The records underneath are to be repeated exactly, with the pictures left out.

Entries with figure data.
** start **

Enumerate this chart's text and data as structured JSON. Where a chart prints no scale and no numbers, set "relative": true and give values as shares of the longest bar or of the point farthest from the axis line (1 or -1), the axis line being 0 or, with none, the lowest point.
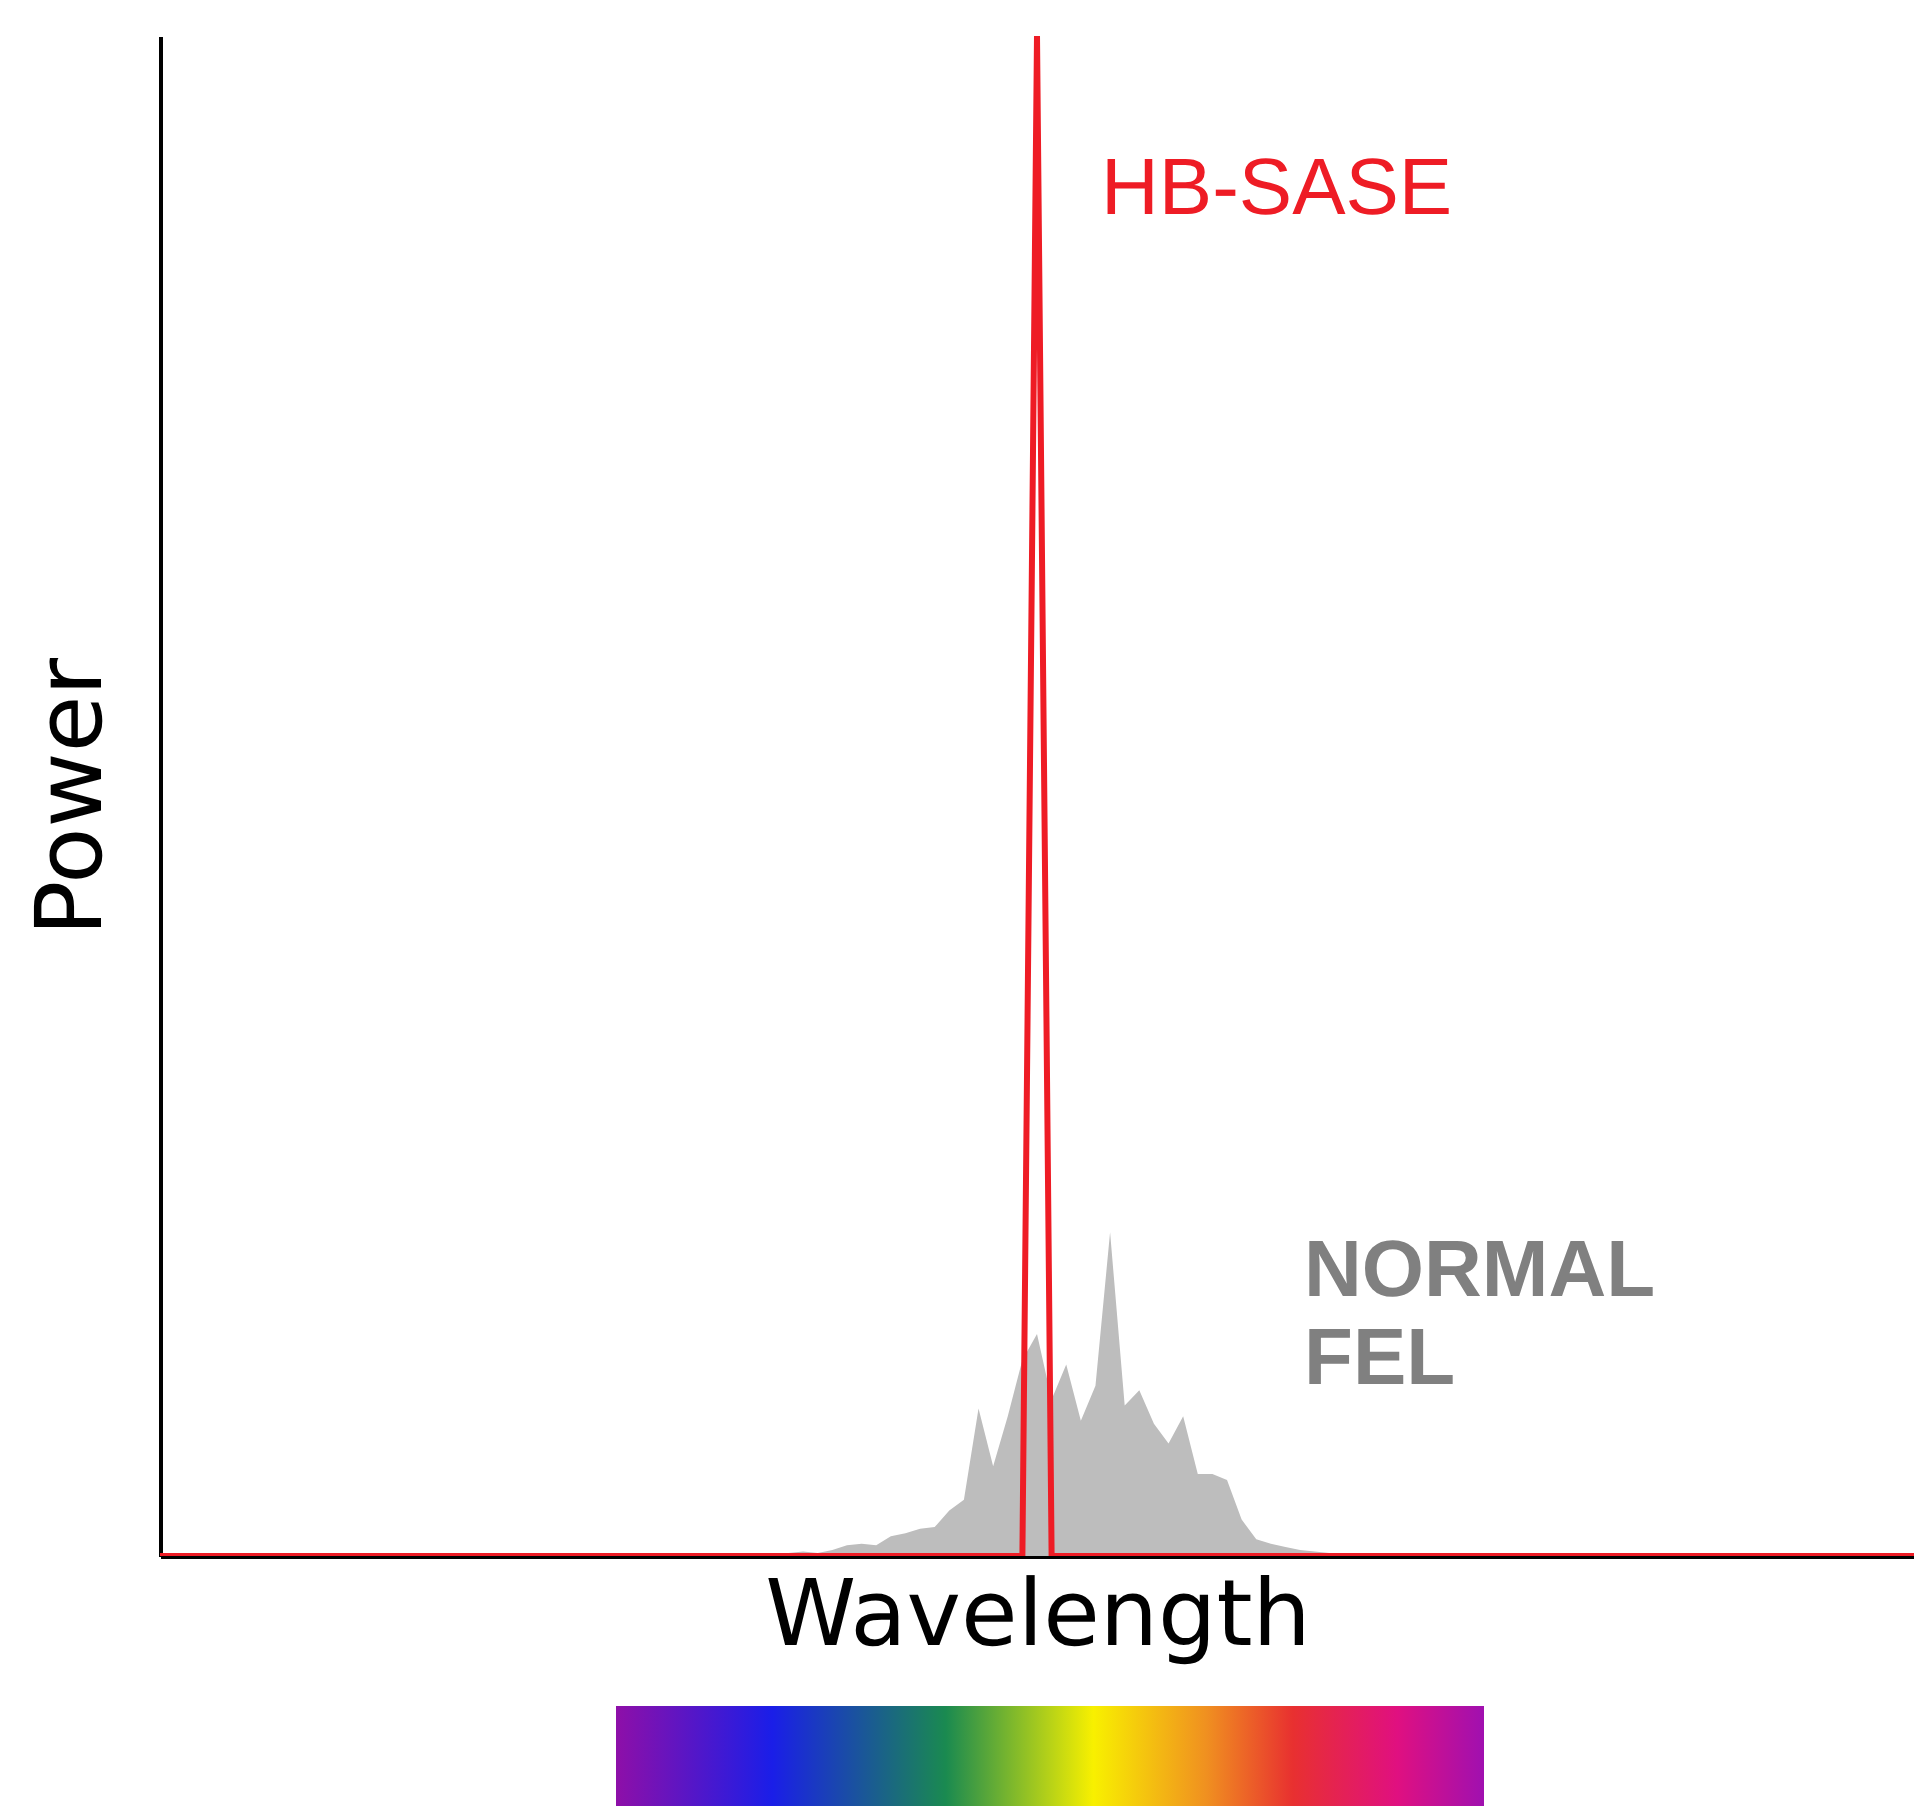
{
  "chart_data": {
    "type": "line",
    "xlabel": "Wavelength",
    "ylabel": "Power",
    "relative": true,
    "tick_labels": false,
    "grid": false,
    "categories": [
      null,
      null,
      null,
      null,
      null,
      null,
      null,
      null,
      null,
      null,
      null,
      null,
      null,
      null,
      null,
      null,
      null,
      null,
      null,
      null,
      null,
      null,
      null,
      null,
      null,
      null,
      null,
      null,
      null,
      null,
      null,
      null,
      null,
      null,
      null,
      null,
      null,
      null,
      null,
      null,
      null,
      null,
      null,
      null,
      null,
      null,
      null,
      null,
      null,
      null,
      null,
      null,
      null,
      null,
      null,
      null,
      null,
      null,
      null,
      null,
      null,
      null,
      null,
      null,
      null,
      null,
      null,
      null,
      null,
      null,
      null,
      null,
      null,
      null,
      null,
      null,
      null,
      null,
      null,
      null,
      null,
      null,
      null,
      null,
      null,
      null,
      null,
      null,
      null,
      null,
      null,
      null,
      null,
      null,
      null,
      null,
      null,
      null,
      null,
      null,
      null,
      null,
      null,
      null,
      null,
      null,
      null,
      null,
      null,
      null,
      null,
      null,
      null,
      null,
      null,
      null,
      null,
      null,
      null,
      null,
      null
    ],
    "series": [
      {
        "name": "NORMAL FEL",
        "type": "area",
        "color": "#bdbdbd",
        "values": [
          0,
          0,
          0,
          0,
          0,
          0,
          0,
          0,
          0,
          0,
          0,
          0,
          0,
          0,
          0,
          0,
          0,
          0,
          0,
          0,
          0,
          0,
          0,
          0,
          0,
          0,
          0,
          0,
          0,
          0,
          0,
          0,
          0,
          0,
          0,
          0,
          0,
          0,
          0,
          0,
          0,
          0,
          0.001,
          0.002,
          0.003,
          0.002,
          0.004,
          0.007,
          0.008,
          0.007,
          0.013,
          0.015,
          0.018,
          0.019,
          0.03,
          0.037,
          0.097,
          0.059,
          0.092,
          0.129,
          0.146,
          0.103,
          0.126,
          0.089,
          0.112,
          0.213,
          0.099,
          0.109,
          0.087,
          0.074,
          0.092,
          0.054,
          0.054,
          0.05,
          0.024,
          0.011,
          0.008,
          0.006,
          0.004,
          0.003,
          0.002,
          0.001,
          0,
          0,
          0,
          0,
          0,
          0,
          0,
          0,
          0,
          0,
          0,
          0,
          0,
          0,
          0,
          0,
          0,
          0,
          0,
          0,
          0,
          0,
          0,
          0,
          0,
          0,
          0,
          0,
          0,
          0,
          0,
          0,
          0,
          0,
          0,
          0,
          0,
          0,
          0
        ]
      },
      {
        "name": "HB-SASE",
        "type": "line",
        "color": "#ee1c25",
        "values": [
          0,
          0,
          0,
          0,
          0,
          0,
          0,
          0,
          0,
          0,
          0,
          0,
          0,
          0,
          0,
          0,
          0,
          0,
          0,
          0,
          0,
          0,
          0,
          0,
          0,
          0,
          0,
          0,
          0,
          0,
          0,
          0,
          0,
          0,
          0,
          0,
          0,
          0,
          0,
          0,
          0,
          0,
          0,
          0,
          0,
          0,
          0,
          0,
          0,
          0,
          0,
          0,
          0,
          0,
          0,
          0,
          0,
          0,
          0,
          0,
          1,
          0,
          0,
          0,
          0,
          0,
          0,
          0,
          0,
          0,
          0,
          0,
          0,
          0,
          0,
          0,
          0,
          0,
          0,
          0,
          0,
          0,
          0,
          0,
          0,
          0,
          0,
          0,
          0,
          0,
          0,
          0,
          0,
          0,
          0,
          0,
          0,
          0,
          0,
          0,
          0,
          0,
          0,
          0,
          0,
          0,
          0,
          0,
          0,
          0,
          0,
          0,
          0,
          0,
          0,
          0,
          0,
          0,
          0,
          0,
          0
        ]
      }
    ]
  }
}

** end **

Solved exercise.
Enumerate this chart's text and data as structured JSON. Where a chart prints no scale and no numbers, set "relative": true and give values as shares of the longest bar or of the point farthest from the axis line (1 or -1), the axis line being 0 or, with none, the lowest point.
{
  "chart_data": {
    "type": "line",
    "xlabel": "Wavelength",
    "ylabel": "Power",
    "relative": true,
    "tick_labels": false,
    "grid": false,
    "categories": [
      null,
      null,
      null,
      null,
      null,
      null,
      null,
      null,
      null,
      null,
      null,
      null,
      null,
      null,
      null,
      null,
      null,
      null,
      null,
      null,
      null,
      null,
      null,
      null,
      null,
      null,
      null,
      null,
      null,
      null,
      null,
      null,
      null,
      null,
      null,
      null,
      null,
      null,
      null,
      null,
      null,
      null,
      null,
      null,
      null,
      null,
      null,
      null,
      null,
      null,
      null,
      null,
      null,
      null,
      null,
      null,
      null,
      null,
      null,
      null,
      null,
      null,
      null,
      null,
      null,
      null,
      null,
      null,
      null,
      null,
      null,
      null,
      null,
      null,
      null,
      null,
      null,
      null,
      null,
      null,
      null,
      null,
      null,
      null,
      null,
      null,
      null,
      null,
      null,
      null,
      null,
      null,
      null,
      null,
      null,
      null,
      null,
      null,
      null,
      null,
      null,
      null,
      null,
      null,
      null,
      null,
      null,
      null,
      null,
      null,
      null,
      null,
      null,
      null,
      null,
      null,
      null,
      null,
      null,
      null,
      null
    ],
    "series": [
      {
        "name": "NORMAL FEL",
        "type": "area",
        "color": "#bdbdbd",
        "values": [
          0,
          0,
          0,
          0,
          0,
          0,
          0,
          0,
          0,
          0,
          0,
          0,
          0,
          0,
          0,
          0,
          0,
          0,
          0,
          0,
          0,
          0,
          0,
          0,
          0,
          0,
          0,
          0,
          0,
          0,
          0,
          0,
          0,
          0,
          0,
          0,
          0,
          0,
          0,
          0,
          0,
          0,
          0.001,
          0.002,
          0.003,
          0.002,
          0.004,
          0.007,
          0.008,
          0.007,
          0.013,
          0.015,
          0.018,
          0.019,
          0.03,
          0.037,
          0.097,
          0.059,
          0.092,
          0.129,
          0.146,
          0.103,
          0.126,
          0.089,
          0.112,
          0.213,
          0.099,
          0.109,
          0.087,
          0.074,
          0.092,
          0.054,
          0.054,
          0.05,
          0.024,
          0.011,
          0.008,
          0.006,
          0.004,
          0.003,
          0.002,
          0.001,
          0,
          0,
          0,
          0,
          0,
          0,
          0,
          0,
          0,
          0,
          0,
          0,
          0,
          0,
          0,
          0,
          0,
          0,
          0,
          0,
          0,
          0,
          0,
          0,
          0,
          0,
          0,
          0,
          0,
          0,
          0,
          0,
          0,
          0,
          0,
          0,
          0,
          0,
          0
        ]
      },
      {
        "name": "HB-SASE",
        "type": "line",
        "color": "#ee1c25",
        "values": [
          0,
          0,
          0,
          0,
          0,
          0,
          0,
          0,
          0,
          0,
          0,
          0,
          0,
          0,
          0,
          0,
          0,
          0,
          0,
          0,
          0,
          0,
          0,
          0,
          0,
          0,
          0,
          0,
          0,
          0,
          0,
          0,
          0,
          0,
          0,
          0,
          0,
          0,
          0,
          0,
          0,
          0,
          0,
          0,
          0,
          0,
          0,
          0,
          0,
          0,
          0,
          0,
          0,
          0,
          0,
          0,
          0,
          0,
          0,
          0,
          1,
          0,
          0,
          0,
          0,
          0,
          0,
          0,
          0,
          0,
          0,
          0,
          0,
          0,
          0,
          0,
          0,
          0,
          0,
          0,
          0,
          0,
          0,
          0,
          0,
          0,
          0,
          0,
          0,
          0,
          0,
          0,
          0,
          0,
          0,
          0,
          0,
          0,
          0,
          0,
          0,
          0,
          0,
          0,
          0,
          0,
          0,
          0,
          0,
          0,
          0,
          0,
          0,
          0,
          0,
          0,
          0,
          0,
          0,
          0,
          0
        ]
      }
    ]
  }
}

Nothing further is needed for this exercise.